[Dataset records]

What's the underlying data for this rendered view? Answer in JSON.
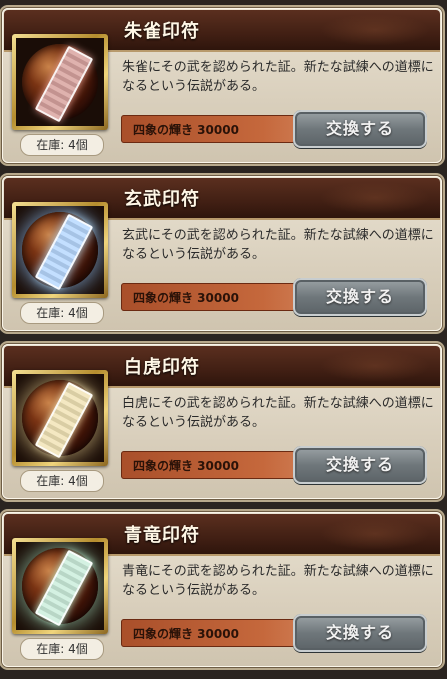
{
  "items": [
    {
      "title": "朱雀印符",
      "description": "朱雀にその武を認められた証。新たな試練への道標になるという伝説がある。",
      "cost": "四象の輝き 30000",
      "button": "交換する",
      "stock": "在庫: 4個",
      "icon": "red-talisman-icon"
    },
    {
      "title": "玄武印符",
      "description": "玄武にその武を認められた証。新たな試練への道標になるという伝説がある。",
      "cost": "四象の輝き 30000",
      "button": "交換する",
      "stock": "在庫: 4個",
      "icon": "blue-talisman-icon"
    },
    {
      "title": "白虎印符",
      "description": "白虎にその武を認められた証。新たな試練への道標になるという伝説がある。",
      "cost": "四象の輝き 30000",
      "button": "交換する",
      "stock": "在庫: 4個",
      "icon": "gold-talisman-icon"
    },
    {
      "title": "青竜印符",
      "description": "青竜にその武を認められた証。新たな試練への道標になるという伝説がある。",
      "cost": "四象の輝き 30000",
      "button": "交換する",
      "stock": "在庫: 4個",
      "icon": "green-talisman-icon"
    }
  ]
}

▶ _DESCRIPTION OF THE TASK_: Write out all the entries exactly, except for the pictures.

▶ _THE COMPLETED TASK_:
What's the underlying data for this rendered view? Answer in JSON.
{
  "items": [
    {
      "title": "朱雀印符",
      "description": "朱雀にその武を認められた証。新たな試練への道標になるという伝説がある。",
      "cost": "四象の輝き 30000",
      "button": "交換する",
      "stock": "在庫: 4個",
      "icon": "red-talisman-icon"
    },
    {
      "title": "玄武印符",
      "description": "玄武にその武を認められた証。新たな試練への道標になるという伝説がある。",
      "cost": "四象の輝き 30000",
      "button": "交換する",
      "stock": "在庫: 4個",
      "icon": "blue-talisman-icon"
    },
    {
      "title": "白虎印符",
      "description": "白虎にその武を認められた証。新たな試練への道標になるという伝説がある。",
      "cost": "四象の輝き 30000",
      "button": "交換する",
      "stock": "在庫: 4個",
      "icon": "gold-talisman-icon"
    },
    {
      "title": "青竜印符",
      "description": "青竜にその武を認められた証。新たな試練への道標になるという伝説がある。",
      "cost": "四象の輝き 30000",
      "button": "交換する",
      "stock": "在庫: 4個",
      "icon": "green-talisman-icon"
    }
  ]
}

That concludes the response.